◆ **REQUIREMENT**: Search the records below for "synapses"; copy each line that has it.

Document page data
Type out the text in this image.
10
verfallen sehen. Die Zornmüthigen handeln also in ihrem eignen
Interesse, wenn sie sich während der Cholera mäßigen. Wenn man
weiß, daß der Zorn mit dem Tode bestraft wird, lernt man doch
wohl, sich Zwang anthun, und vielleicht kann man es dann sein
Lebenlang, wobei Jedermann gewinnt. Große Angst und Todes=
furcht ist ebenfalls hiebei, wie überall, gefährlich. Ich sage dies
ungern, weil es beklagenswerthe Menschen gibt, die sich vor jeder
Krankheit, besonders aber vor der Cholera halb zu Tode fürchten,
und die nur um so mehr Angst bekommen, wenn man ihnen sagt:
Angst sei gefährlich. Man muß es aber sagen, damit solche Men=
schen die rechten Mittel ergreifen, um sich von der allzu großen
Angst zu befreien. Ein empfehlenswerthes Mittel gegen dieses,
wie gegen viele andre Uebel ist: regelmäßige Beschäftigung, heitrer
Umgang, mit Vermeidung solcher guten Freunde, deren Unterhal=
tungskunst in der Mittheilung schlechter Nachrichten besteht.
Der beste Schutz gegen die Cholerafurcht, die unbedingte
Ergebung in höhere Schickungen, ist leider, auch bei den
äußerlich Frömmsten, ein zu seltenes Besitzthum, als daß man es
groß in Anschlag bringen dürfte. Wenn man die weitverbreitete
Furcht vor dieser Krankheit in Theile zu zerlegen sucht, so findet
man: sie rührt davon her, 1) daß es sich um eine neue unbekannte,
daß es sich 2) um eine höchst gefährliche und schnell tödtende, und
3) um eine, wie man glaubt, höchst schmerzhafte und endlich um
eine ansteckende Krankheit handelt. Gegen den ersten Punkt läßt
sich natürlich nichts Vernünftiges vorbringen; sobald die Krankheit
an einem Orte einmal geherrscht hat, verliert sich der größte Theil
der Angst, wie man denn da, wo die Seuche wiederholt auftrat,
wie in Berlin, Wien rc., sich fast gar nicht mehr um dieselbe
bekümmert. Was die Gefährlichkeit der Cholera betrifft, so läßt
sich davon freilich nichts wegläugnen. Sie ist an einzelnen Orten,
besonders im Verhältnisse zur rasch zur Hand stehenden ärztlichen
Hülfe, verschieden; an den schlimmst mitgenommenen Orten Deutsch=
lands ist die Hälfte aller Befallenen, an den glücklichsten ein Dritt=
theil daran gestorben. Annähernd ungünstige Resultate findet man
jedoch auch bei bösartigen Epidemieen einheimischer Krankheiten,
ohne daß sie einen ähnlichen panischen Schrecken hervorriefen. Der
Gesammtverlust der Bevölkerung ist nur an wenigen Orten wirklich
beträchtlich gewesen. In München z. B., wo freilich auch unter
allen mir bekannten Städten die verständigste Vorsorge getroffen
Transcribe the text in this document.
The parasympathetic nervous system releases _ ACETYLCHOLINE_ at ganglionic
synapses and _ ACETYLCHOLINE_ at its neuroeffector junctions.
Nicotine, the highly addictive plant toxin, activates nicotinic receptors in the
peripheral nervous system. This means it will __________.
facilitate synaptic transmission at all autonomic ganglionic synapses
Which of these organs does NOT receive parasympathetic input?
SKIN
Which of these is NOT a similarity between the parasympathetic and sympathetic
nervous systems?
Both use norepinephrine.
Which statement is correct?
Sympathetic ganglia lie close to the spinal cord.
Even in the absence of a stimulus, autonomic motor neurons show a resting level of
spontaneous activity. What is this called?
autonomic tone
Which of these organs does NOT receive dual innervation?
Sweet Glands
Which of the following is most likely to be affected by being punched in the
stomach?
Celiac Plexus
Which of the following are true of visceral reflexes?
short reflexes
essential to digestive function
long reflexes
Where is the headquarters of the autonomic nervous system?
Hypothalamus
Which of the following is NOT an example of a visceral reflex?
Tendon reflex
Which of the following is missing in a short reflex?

◆ **WRITTEN RESPONSE**:
synapses and _ ACETYLCHOLINE_ at its neuroeffector junctions.
facilitate synaptic transmission at all autonomic ganglionic synapses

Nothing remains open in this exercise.